The task: Can you retype each of the entries below character for character, with every line as it is?

★ ★ ★

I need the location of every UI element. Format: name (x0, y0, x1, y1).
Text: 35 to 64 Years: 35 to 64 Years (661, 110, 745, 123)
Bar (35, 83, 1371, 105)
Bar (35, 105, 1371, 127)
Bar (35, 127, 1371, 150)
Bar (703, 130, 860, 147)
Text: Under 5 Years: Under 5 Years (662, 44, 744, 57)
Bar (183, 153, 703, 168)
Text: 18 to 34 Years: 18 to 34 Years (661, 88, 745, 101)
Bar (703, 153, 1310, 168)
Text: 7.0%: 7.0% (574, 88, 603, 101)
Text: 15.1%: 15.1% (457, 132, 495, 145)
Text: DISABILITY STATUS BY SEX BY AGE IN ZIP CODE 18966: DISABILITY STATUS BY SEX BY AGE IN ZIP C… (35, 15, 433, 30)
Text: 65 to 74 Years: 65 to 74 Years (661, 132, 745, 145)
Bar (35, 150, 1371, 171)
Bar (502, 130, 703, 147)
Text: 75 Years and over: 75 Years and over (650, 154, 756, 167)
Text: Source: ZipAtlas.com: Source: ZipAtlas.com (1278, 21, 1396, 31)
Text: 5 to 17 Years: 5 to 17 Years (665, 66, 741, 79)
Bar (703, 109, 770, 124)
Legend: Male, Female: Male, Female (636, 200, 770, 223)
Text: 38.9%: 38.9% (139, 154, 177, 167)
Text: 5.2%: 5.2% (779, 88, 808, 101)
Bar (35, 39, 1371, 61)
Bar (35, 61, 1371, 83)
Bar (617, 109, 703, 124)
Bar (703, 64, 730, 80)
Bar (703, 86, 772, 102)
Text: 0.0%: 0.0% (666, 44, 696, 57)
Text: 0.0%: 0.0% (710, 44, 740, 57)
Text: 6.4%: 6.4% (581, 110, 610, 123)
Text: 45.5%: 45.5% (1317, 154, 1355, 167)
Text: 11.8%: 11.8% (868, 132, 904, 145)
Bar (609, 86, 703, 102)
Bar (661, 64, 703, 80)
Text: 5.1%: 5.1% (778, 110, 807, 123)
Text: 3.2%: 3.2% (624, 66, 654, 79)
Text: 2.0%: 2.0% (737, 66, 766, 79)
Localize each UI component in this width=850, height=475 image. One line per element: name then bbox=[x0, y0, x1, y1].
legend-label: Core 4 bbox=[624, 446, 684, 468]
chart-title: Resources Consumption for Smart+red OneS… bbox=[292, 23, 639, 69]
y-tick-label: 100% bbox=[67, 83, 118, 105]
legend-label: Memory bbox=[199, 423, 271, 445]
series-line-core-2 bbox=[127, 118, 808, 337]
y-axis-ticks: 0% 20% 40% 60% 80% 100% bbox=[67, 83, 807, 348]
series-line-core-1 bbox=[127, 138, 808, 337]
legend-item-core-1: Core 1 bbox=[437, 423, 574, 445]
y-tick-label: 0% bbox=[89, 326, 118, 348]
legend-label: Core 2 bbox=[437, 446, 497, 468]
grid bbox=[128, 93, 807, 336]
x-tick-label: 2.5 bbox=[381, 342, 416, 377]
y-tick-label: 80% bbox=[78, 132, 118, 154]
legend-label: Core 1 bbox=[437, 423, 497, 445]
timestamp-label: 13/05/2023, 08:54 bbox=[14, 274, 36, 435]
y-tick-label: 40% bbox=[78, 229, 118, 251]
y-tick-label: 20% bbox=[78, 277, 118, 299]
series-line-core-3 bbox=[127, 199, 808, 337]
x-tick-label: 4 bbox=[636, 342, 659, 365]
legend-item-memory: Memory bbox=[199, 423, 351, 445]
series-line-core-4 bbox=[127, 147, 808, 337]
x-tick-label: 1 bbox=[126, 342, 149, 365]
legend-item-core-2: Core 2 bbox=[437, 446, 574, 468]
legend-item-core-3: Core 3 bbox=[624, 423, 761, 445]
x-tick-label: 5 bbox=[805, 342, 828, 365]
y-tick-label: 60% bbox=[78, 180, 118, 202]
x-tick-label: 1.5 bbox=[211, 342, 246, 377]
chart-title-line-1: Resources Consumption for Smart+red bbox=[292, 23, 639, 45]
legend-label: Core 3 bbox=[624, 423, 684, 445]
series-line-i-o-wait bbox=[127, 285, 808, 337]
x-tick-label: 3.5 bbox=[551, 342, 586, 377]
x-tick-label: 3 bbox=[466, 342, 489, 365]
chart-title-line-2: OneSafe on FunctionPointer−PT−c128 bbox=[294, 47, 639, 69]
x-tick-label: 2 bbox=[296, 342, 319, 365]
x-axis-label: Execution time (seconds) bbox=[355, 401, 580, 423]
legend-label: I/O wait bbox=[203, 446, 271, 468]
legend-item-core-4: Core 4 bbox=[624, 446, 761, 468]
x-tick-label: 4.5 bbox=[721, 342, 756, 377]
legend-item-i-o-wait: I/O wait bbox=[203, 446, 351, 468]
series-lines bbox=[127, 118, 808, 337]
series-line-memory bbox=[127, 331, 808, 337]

★ ★ ★

Exercise result:
I need the location of every UI element. Format: name (x0, y0, x1, y1).
Text: 35 to 64 Years: 35 to 64 Years (661, 110, 745, 123)
Bar (35, 83, 1371, 105)
Bar (35, 105, 1371, 127)
Bar (35, 127, 1371, 150)
Bar (703, 130, 860, 147)
Text: Under 5 Years: Under 5 Years (662, 44, 744, 57)
Bar (183, 153, 703, 168)
Text: 18 to 34 Years: 18 to 34 Years (661, 88, 745, 101)
Bar (703, 153, 1310, 168)
Text: 7.0%: 7.0% (574, 88, 603, 101)
Text: 15.1%: 15.1% (457, 132, 495, 145)
Text: DISABILITY STATUS BY SEX BY AGE IN ZIP CODE 18966: DISABILITY STATUS BY SEX BY AGE IN ZIP C… (35, 15, 433, 30)
Text: 65 to 74 Years: 65 to 74 Years (661, 132, 745, 145)
Bar (35, 150, 1371, 171)
Bar (502, 130, 703, 147)
Text: 75 Years and over: 75 Years and over (650, 154, 756, 167)
Text: Source: ZipAtlas.com: Source: ZipAtlas.com (1278, 21, 1396, 31)
Text: 5 to 17 Years: 5 to 17 Years (665, 66, 741, 79)
Bar (703, 109, 770, 124)
Legend: Male, Female: Male, Female (636, 200, 770, 223)
Text: 38.9%: 38.9% (139, 154, 177, 167)
Text: 5.2%: 5.2% (779, 88, 808, 101)
Bar (35, 39, 1371, 61)
Bar (35, 61, 1371, 83)
Bar (617, 109, 703, 124)
Bar (703, 64, 730, 80)
Bar (703, 86, 772, 102)
Text: 0.0%: 0.0% (666, 44, 696, 57)
Text: 0.0%: 0.0% (710, 44, 740, 57)
Text: 6.4%: 6.4% (581, 110, 610, 123)
Text: 45.5%: 45.5% (1317, 154, 1355, 167)
Text: 11.8%: 11.8% (868, 132, 904, 145)
Bar (609, 86, 703, 102)
Bar (661, 64, 703, 80)
Text: 5.1%: 5.1% (778, 110, 807, 123)
Text: 3.2%: 3.2% (624, 66, 654, 79)
Text: 2.0%: 2.0% (737, 66, 766, 79)
Localize each UI component in this width=850, height=475 image. One line per element: name then bbox=[x0, y0, x1, y1].
legend-label: Core 4 bbox=[624, 446, 684, 468]
chart-title: Resources Consumption for Smart+red OneS… bbox=[292, 23, 639, 69]
y-tick-label: 100% bbox=[67, 83, 118, 105]
legend-label: Memory bbox=[199, 423, 271, 445]
series-line-core-2 bbox=[127, 118, 808, 337]
y-axis-ticks: 0% 20% 40% 60% 80% 100% bbox=[67, 83, 807, 348]
series-line-core-1 bbox=[127, 138, 808, 337]
legend-item-core-1: Core 1 bbox=[437, 423, 574, 445]
y-tick-label: 0% bbox=[89, 326, 118, 348]
legend-label: Core 2 bbox=[437, 446, 497, 468]
grid bbox=[128, 93, 807, 336]
x-tick-label: 2.5 bbox=[381, 342, 416, 377]
y-tick-label: 80% bbox=[78, 132, 118, 154]
legend-label: Core 1 bbox=[437, 423, 497, 445]
timestamp-label: 13/05/2023, 08:54 bbox=[14, 274, 36, 435]
y-tick-label: 40% bbox=[78, 229, 118, 251]
y-tick-label: 20% bbox=[78, 277, 118, 299]
series-line-core-3 bbox=[127, 199, 808, 337]
x-tick-label: 4 bbox=[636, 342, 659, 365]
legend-item-memory: Memory bbox=[199, 423, 351, 445]
series-line-core-4 bbox=[127, 147, 808, 337]
x-tick-label: 1 bbox=[126, 342, 149, 365]
legend-item-core-2: Core 2 bbox=[437, 446, 574, 468]
legend-item-core-3: Core 3 bbox=[624, 423, 761, 445]
x-tick-label: 5 bbox=[805, 342, 828, 365]
y-tick-label: 60% bbox=[78, 180, 118, 202]
x-tick-label: 1.5 bbox=[211, 342, 246, 377]
chart-title-line-1: Resources Consumption for Smart+red bbox=[292, 23, 639, 45]
legend-label: Core 3 bbox=[624, 423, 684, 445]
series-line-i-o-wait bbox=[127, 285, 808, 337]
x-tick-label: 3.5 bbox=[551, 342, 586, 377]
x-tick-label: 3 bbox=[466, 342, 489, 365]
chart-title-line-2: OneSafe on FunctionPointer−PT−c128 bbox=[294, 47, 639, 69]
x-tick-label: 2 bbox=[296, 342, 319, 365]
x-axis-label: Execution time (seconds) bbox=[355, 401, 580, 423]
legend-label: I/O wait bbox=[203, 446, 271, 468]
legend-item-core-4: Core 4 bbox=[624, 446, 761, 468]
x-tick-label: 4.5 bbox=[721, 342, 756, 377]
legend-item-i-o-wait: I/O wait bbox=[203, 446, 351, 468]
series-lines bbox=[127, 118, 808, 337]
series-line-memory bbox=[127, 331, 808, 337]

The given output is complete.